» Collection entries
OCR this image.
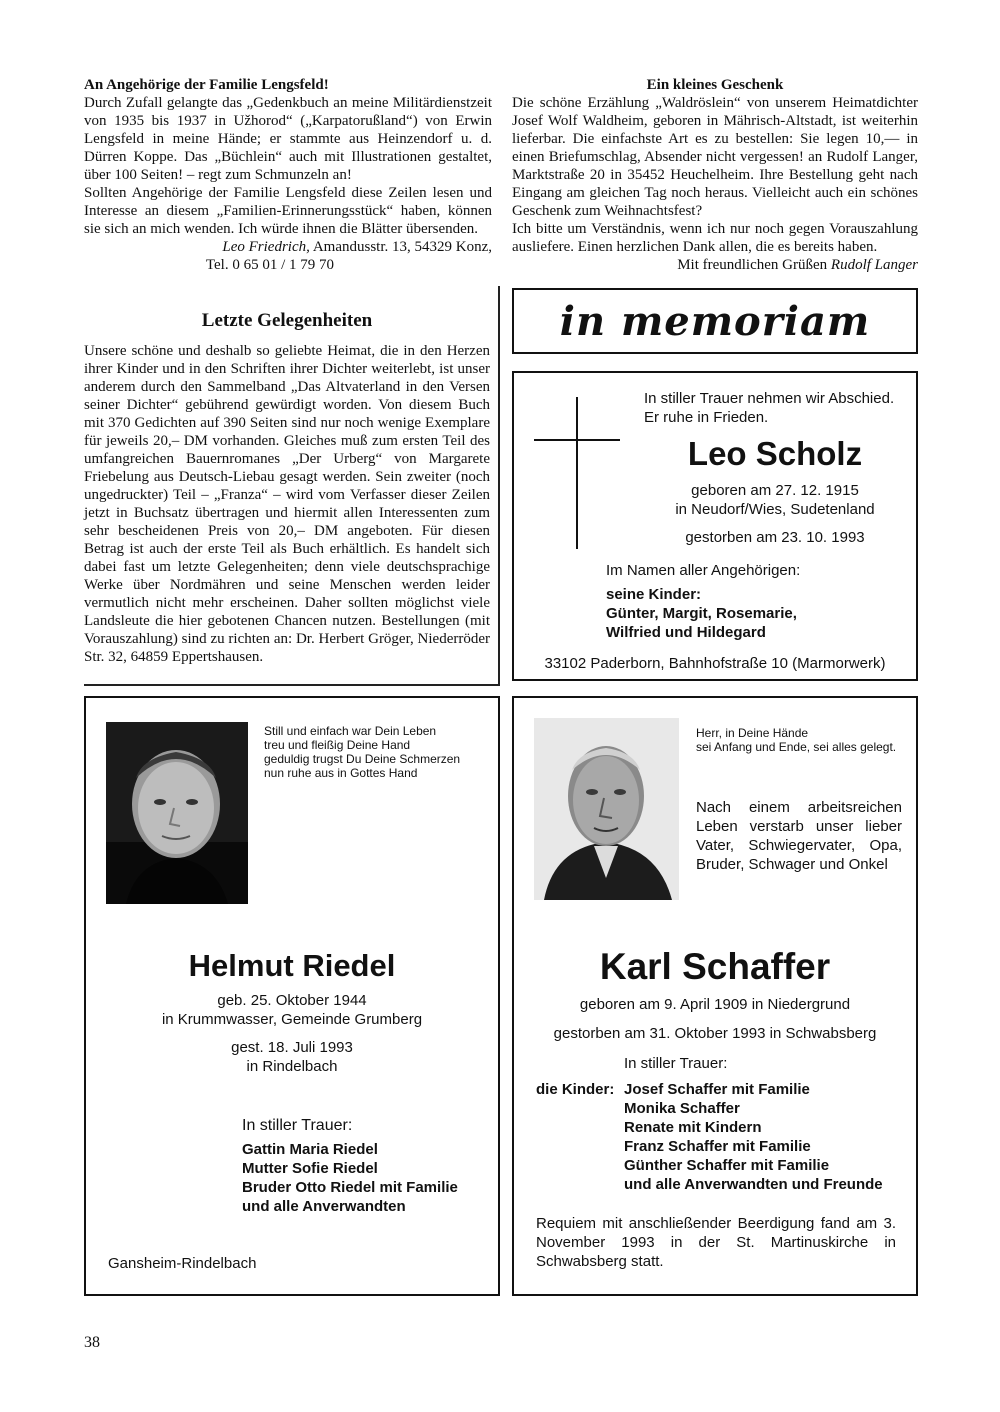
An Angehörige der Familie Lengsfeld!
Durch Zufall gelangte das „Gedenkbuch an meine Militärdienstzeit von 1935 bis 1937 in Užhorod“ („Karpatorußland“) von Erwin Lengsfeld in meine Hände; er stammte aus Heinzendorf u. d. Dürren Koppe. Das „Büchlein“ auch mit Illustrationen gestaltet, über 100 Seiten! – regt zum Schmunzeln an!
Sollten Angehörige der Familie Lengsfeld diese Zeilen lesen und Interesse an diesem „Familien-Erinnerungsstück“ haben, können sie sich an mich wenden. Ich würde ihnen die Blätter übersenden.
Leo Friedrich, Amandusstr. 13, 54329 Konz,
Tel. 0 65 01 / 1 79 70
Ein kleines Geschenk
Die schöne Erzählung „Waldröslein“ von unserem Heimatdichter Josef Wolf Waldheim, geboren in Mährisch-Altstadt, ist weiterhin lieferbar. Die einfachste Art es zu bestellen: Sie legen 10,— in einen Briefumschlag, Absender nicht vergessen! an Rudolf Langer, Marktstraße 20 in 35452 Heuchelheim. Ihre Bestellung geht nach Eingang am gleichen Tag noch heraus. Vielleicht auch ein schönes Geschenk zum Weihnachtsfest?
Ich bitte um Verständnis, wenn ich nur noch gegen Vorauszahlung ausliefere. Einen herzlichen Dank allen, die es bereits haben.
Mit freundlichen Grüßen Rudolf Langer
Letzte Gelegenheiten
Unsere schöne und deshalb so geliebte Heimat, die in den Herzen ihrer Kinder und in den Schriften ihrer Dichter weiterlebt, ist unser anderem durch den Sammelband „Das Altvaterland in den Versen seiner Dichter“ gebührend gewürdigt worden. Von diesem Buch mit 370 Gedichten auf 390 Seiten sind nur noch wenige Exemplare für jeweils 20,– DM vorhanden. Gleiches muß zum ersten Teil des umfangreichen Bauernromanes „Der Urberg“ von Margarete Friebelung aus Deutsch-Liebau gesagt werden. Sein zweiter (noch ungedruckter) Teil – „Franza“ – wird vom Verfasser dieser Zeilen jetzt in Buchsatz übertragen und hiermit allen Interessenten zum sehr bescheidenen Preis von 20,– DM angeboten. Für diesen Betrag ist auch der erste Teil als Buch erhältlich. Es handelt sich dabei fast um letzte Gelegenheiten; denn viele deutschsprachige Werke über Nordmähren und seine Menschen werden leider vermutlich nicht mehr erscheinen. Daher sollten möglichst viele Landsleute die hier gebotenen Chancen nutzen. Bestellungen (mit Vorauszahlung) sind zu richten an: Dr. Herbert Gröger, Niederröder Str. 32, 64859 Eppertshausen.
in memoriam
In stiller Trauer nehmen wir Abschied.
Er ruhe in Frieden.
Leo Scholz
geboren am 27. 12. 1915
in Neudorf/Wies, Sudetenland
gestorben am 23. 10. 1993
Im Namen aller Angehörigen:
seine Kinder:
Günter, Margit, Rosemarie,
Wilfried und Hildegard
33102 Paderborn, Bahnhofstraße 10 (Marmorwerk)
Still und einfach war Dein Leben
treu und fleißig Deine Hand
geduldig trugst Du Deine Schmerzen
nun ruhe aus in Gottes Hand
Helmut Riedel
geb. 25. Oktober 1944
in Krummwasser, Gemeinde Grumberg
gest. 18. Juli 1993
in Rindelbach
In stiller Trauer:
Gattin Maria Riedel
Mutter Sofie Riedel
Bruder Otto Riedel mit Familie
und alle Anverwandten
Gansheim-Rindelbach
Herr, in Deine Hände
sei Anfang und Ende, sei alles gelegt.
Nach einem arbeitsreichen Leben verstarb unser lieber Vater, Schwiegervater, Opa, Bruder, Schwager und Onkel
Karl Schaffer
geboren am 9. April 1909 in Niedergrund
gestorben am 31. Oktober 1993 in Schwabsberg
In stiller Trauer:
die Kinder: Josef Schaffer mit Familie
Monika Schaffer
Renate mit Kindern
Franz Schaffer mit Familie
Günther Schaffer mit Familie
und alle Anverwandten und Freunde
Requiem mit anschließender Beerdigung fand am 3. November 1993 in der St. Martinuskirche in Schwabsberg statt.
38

» Task directions
Search the entries for "Schaffer" and copy out each line that has it.

» Complete response
Karl Schaffer
die Kinder: Josef Schaffer mit Familie
Monika Schaffer
Franz Schaffer mit Familie
Günther Schaffer mit Familie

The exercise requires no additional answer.